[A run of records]
----------
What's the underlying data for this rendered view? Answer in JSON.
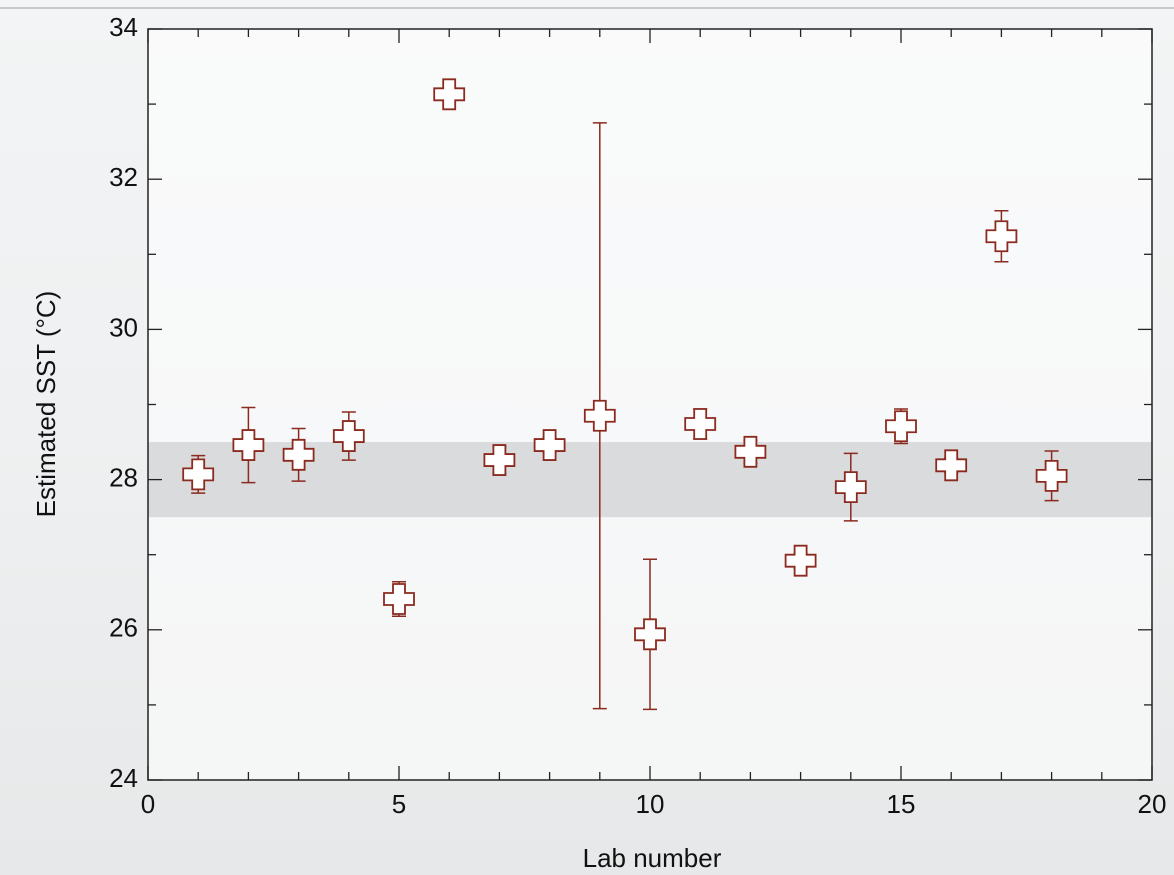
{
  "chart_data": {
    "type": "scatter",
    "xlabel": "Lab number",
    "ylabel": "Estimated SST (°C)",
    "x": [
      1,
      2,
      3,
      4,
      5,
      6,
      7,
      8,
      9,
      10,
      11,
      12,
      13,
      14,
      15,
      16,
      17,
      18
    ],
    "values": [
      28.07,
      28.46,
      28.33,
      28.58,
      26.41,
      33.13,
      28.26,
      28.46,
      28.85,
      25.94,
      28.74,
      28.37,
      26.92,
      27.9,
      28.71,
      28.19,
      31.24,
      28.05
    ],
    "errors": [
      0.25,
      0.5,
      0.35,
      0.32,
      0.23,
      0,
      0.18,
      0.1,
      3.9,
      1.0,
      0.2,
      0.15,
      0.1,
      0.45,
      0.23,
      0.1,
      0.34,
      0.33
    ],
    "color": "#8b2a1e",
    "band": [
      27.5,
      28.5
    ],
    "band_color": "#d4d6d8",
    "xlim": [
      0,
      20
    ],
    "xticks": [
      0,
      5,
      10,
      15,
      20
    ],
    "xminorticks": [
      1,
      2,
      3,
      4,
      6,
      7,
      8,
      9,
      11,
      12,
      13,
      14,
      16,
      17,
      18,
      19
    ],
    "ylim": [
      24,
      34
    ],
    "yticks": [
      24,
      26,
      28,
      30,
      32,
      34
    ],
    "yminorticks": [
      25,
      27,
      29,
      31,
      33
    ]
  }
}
----------
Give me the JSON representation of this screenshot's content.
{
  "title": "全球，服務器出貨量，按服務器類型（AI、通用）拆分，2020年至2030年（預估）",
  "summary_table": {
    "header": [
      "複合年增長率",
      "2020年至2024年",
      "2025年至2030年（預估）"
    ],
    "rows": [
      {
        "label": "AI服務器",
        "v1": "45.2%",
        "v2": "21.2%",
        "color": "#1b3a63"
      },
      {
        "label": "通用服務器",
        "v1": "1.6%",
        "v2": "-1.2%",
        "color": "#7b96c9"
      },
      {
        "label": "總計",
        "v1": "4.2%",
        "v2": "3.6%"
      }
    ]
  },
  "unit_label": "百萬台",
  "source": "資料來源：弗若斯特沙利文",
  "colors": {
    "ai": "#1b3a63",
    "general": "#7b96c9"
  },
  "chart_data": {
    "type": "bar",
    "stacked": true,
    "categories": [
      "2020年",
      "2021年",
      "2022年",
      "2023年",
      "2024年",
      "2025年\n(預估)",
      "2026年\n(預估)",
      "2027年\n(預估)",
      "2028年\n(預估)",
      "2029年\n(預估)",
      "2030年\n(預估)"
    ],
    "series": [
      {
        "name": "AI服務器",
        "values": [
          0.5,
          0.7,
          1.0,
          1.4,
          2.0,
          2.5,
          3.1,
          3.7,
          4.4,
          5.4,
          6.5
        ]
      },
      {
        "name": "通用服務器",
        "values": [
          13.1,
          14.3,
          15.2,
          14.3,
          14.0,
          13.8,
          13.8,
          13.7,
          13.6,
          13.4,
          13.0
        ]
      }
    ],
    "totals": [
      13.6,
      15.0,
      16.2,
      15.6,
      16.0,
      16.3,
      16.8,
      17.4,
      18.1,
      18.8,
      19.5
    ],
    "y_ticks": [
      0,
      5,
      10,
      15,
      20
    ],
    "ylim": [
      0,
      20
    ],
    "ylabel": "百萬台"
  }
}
----------
Required task
Pick out the lines that have the word "JSON". Copy them all.

Solution for this task
What's the underlying data for this rendered view? Answer in JSON.
Give me the JSON representation of this screenshot's content.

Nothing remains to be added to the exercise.